=== Available records ===
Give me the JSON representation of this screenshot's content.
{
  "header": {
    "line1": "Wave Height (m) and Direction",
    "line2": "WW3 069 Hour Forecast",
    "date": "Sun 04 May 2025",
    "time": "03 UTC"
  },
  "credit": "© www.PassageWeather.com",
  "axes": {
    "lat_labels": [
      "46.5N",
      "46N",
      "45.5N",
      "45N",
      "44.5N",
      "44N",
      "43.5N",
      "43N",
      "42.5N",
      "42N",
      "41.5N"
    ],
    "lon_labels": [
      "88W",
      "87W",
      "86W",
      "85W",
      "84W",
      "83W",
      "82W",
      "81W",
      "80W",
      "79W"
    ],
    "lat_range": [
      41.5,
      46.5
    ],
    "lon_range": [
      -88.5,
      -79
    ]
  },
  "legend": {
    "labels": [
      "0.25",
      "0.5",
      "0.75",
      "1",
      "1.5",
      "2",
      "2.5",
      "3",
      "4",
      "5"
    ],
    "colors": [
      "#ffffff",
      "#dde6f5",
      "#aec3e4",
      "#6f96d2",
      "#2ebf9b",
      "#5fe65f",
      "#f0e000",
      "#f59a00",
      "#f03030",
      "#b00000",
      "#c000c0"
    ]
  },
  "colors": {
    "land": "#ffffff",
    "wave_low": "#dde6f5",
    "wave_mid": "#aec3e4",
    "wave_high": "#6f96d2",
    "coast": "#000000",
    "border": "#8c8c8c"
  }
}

=== Problem ===
Reproduce the entries above in full, verbatim.

=== Exercise answer ===
Give me the JSON representation of this screenshot's content.
{
  "header": {
    "line1": "Wave Height (m) and Direction",
    "line2": "WW3 069 Hour Forecast",
    "date": "Sun 04 May 2025",
    "time": "03 UTC"
  },
  "credit": "© www.PassageWeather.com",
  "axes": {
    "lat_labels": [
      "46.5N",
      "46N",
      "45.5N",
      "45N",
      "44.5N",
      "44N",
      "43.5N",
      "43N",
      "42.5N",
      "42N",
      "41.5N"
    ],
    "lon_labels": [
      "88W",
      "87W",
      "86W",
      "85W",
      "84W",
      "83W",
      "82W",
      "81W",
      "80W",
      "79W"
    ],
    "lat_range": [
      41.5,
      46.5
    ],
    "lon_range": [
      -88.5,
      -79
    ]
  },
  "legend": {
    "labels": [
      "0.25",
      "0.5",
      "0.75",
      "1",
      "1.5",
      "2",
      "2.5",
      "3",
      "4",
      "5"
    ],
    "colors": [
      "#ffffff",
      "#dde6f5",
      "#aec3e4",
      "#6f96d2",
      "#2ebf9b",
      "#5fe65f",
      "#f0e000",
      "#f59a00",
      "#f03030",
      "#b00000",
      "#c000c0"
    ]
  },
  "colors": {
    "land": "#ffffff",
    "wave_low": "#dde6f5",
    "wave_mid": "#aec3e4",
    "wave_high": "#6f96d2",
    "coast": "#000000",
    "border": "#8c8c8c"
  }
}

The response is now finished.